## THE PROBLEM
Please output the records below in full, exactly as given, but without the images.

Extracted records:
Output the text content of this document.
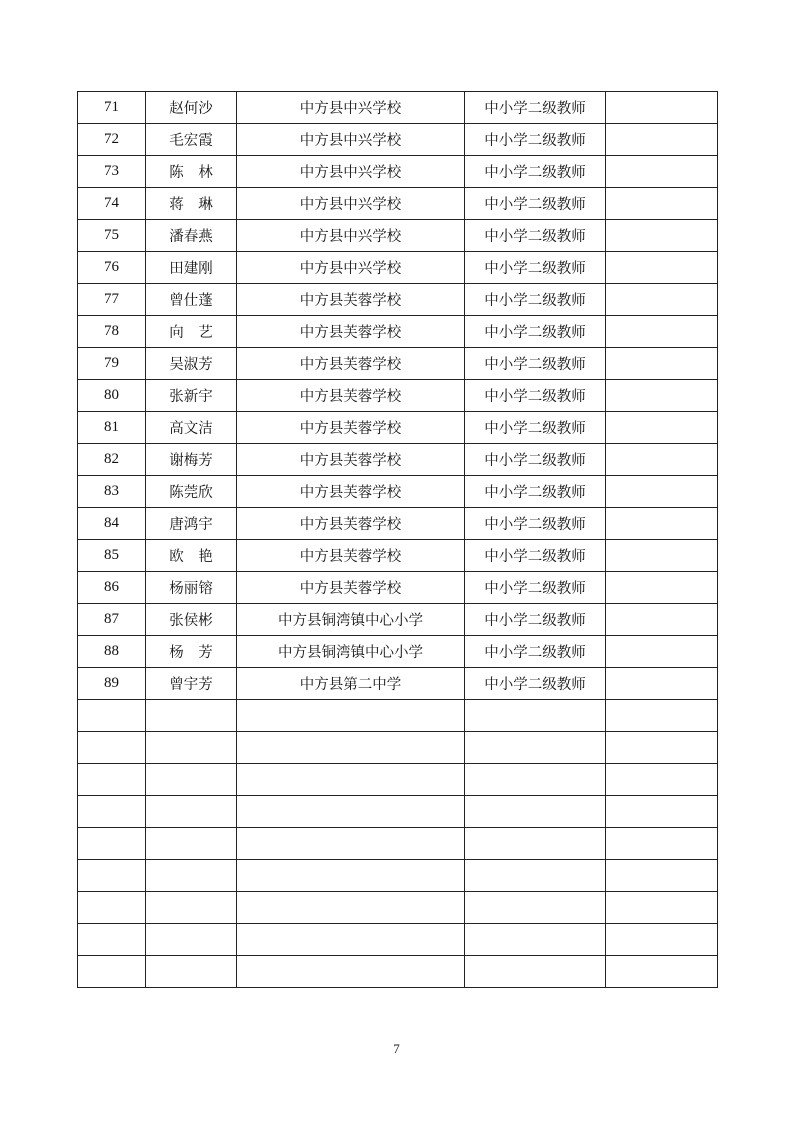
71	赵何沙	中方县中兴学校	中小学二级教师	
72	毛宏霞	中方县中兴学校	中小学二级教师	
73	陈　林	中方县中兴学校	中小学二级教师	
74	蒋　琳	中方县中兴学校	中小学二级教师	
75	潘春燕	中方县中兴学校	中小学二级教师	
76	田建刚	中方县中兴学校	中小学二级教师	
77	曾仕蓬	中方县芙蓉学校	中小学二级教师	
78	向　艺	中方县芙蓉学校	中小学二级教师	
79	吴淑芳	中方县芙蓉学校	中小学二级教师	
80	张新宇	中方县芙蓉学校	中小学二级教师	
81	高文洁	中方县芙蓉学校	中小学二级教师	
82	谢梅芳	中方县芙蓉学校	中小学二级教师	
83	陈莞欣	中方县芙蓉学校	中小学二级教师	
84	唐鸿宇	中方县芙蓉学校	中小学二级教师	
85	欧　艳	中方县芙蓉学校	中小学二级教师	
86	杨丽镕	中方县芙蓉学校	中小学二级教师	
87	张侯彬	中方县铜湾镇中心小学	中小学二级教师	
88	杨　芳	中方县铜湾镇中心小学	中小学二级教师	
89	曾宇芳	中方县第二中学	中小学二级教师	

7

## OUTPUT BELOW
Output the text content of this document.
71	赵何沙	中方县中兴学校	中小学二级教师	
72	毛宏霞	中方县中兴学校	中小学二级教师	
73	陈　林	中方县中兴学校	中小学二级教师	
74	蒋　琳	中方县中兴学校	中小学二级教师	
75	潘春燕	中方县中兴学校	中小学二级教师	
76	田建刚	中方县中兴学校	中小学二级教师	
77	曾仕蓬	中方县芙蓉学校	中小学二级教师	
78	向　艺	中方县芙蓉学校	中小学二级教师	
79	吴淑芳	中方县芙蓉学校	中小学二级教师	
80	张新宇	中方县芙蓉学校	中小学二级教师	
81	高文洁	中方县芙蓉学校	中小学二级教师	
82	谢梅芳	中方县芙蓉学校	中小学二级教师	
83	陈莞欣	中方县芙蓉学校	中小学二级教师	
84	唐鸿宇	中方县芙蓉学校	中小学二级教师	
85	欧　艳	中方县芙蓉学校	中小学二级教师	
86	杨丽镕	中方县芙蓉学校	中小学二级教师	
87	张侯彬	中方县铜湾镇中心小学	中小学二级教师	
88	杨　芳	中方县铜湾镇中心小学	中小学二级教师	
89	曾宇芳	中方县第二中学	中小学二级教师	

7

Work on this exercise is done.